Go through the entries below and copy each line containing the word "name".
____________________
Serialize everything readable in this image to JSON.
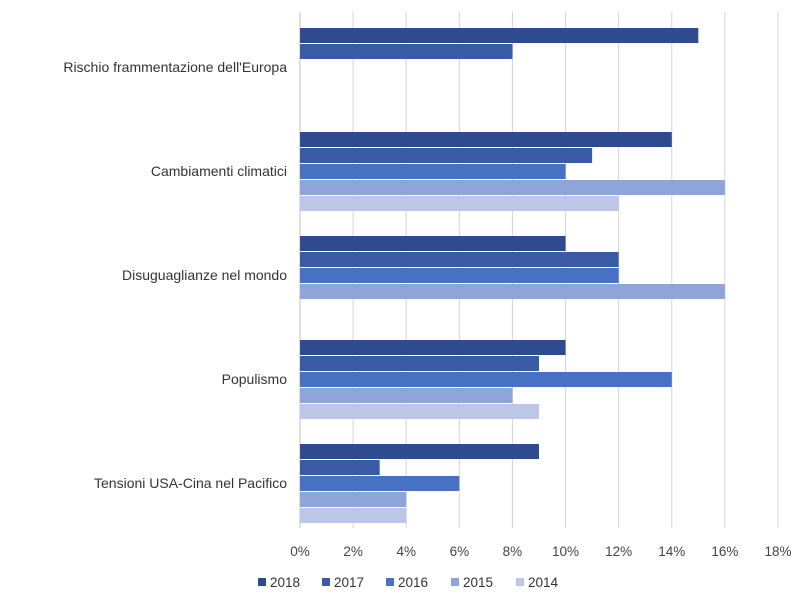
{
  "chart_data": {
    "type": "bar",
    "orientation": "horizontal",
    "categories": [
      "Rischio frammentazione dell'Europa",
      "Cambiamenti climatici",
      "Disuguaglianze nel mondo",
      "Populismo",
      "Tensioni USA-Cina nel Pacifico"
    ],
    "series": [
      {
        "name": "2018",
        "color": "#2f4b8f",
        "values": [
          15,
          14,
          10,
          10,
          9
        ]
      },
      {
        "name": "2017",
        "color": "#3a5aa6",
        "values": [
          8,
          11,
          12,
          9,
          3
        ]
      },
      {
        "name": "2016",
        "color": "#4772c4",
        "values": [
          null,
          10,
          12,
          14,
          6
        ]
      },
      {
        "name": "2015",
        "color": "#8fa4d8",
        "values": [
          null,
          16,
          16,
          8,
          4
        ]
      },
      {
        "name": "2014",
        "color": "#bcc7e8",
        "values": [
          null,
          12,
          null,
          9,
          4
        ]
      }
    ],
    "x_ticks": [
      "0%",
      "2%",
      "4%",
      "6%",
      "8%",
      "10%",
      "12%",
      "14%",
      "16%",
      "18%"
    ],
    "xlim": [
      0,
      18
    ],
    "grid": "vertical",
    "legend_position": "bottom"
  }
}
____________________
*Correct output:*
        "name": "2018",
        "name": "2017",
        "name": "2016",
        "name": "2015",
        "name": "2014",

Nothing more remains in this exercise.